--- start Available records ---

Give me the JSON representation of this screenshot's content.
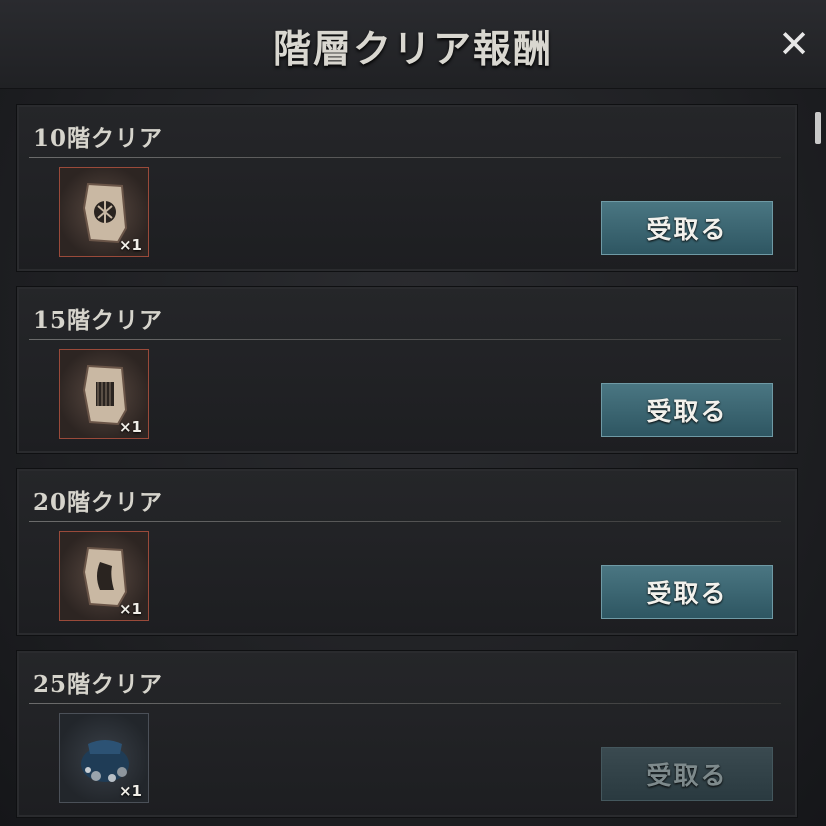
{
  "header": {
    "title": "階層クリア報酬"
  },
  "rewards": [
    {
      "title": "10階クリア",
      "item": {
        "icon": "scroll-icon",
        "qty": "×1"
      },
      "button": "受取る",
      "enabled": true
    },
    {
      "title": "15階クリア",
      "item": {
        "icon": "scroll-icon",
        "qty": "×1"
      },
      "button": "受取る",
      "enabled": true
    },
    {
      "title": "20階クリア",
      "item": {
        "icon": "scroll-icon",
        "qty": "×1"
      },
      "button": "受取る",
      "enabled": true
    },
    {
      "title": "25階クリア",
      "item": {
        "icon": "treasure-bag-icon",
        "qty": "×1"
      },
      "button": "受取る",
      "enabled": false
    }
  ],
  "colors": {
    "button": "#3e6a76",
    "button_disabled": "#2f4046",
    "item_border": "#9a4a3a"
  }
}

--- end Available records ---

Task prompt:
Restate every record exactly, please; do not copy the pictures.

Expected answer:
Give me the JSON representation of this screenshot's content.
{
  "header": {
    "title": "階層クリア報酬"
  },
  "rewards": [
    {
      "title": "10階クリア",
      "item": {
        "icon": "scroll-icon",
        "qty": "×1"
      },
      "button": "受取る",
      "enabled": true
    },
    {
      "title": "15階クリア",
      "item": {
        "icon": "scroll-icon",
        "qty": "×1"
      },
      "button": "受取る",
      "enabled": true
    },
    {
      "title": "20階クリア",
      "item": {
        "icon": "scroll-icon",
        "qty": "×1"
      },
      "button": "受取る",
      "enabled": true
    },
    {
      "title": "25階クリア",
      "item": {
        "icon": "treasure-bag-icon",
        "qty": "×1"
      },
      "button": "受取る",
      "enabled": false
    }
  ],
  "colors": {
    "button": "#3e6a76",
    "button_disabled": "#2f4046",
    "item_border": "#9a4a3a"
  }
}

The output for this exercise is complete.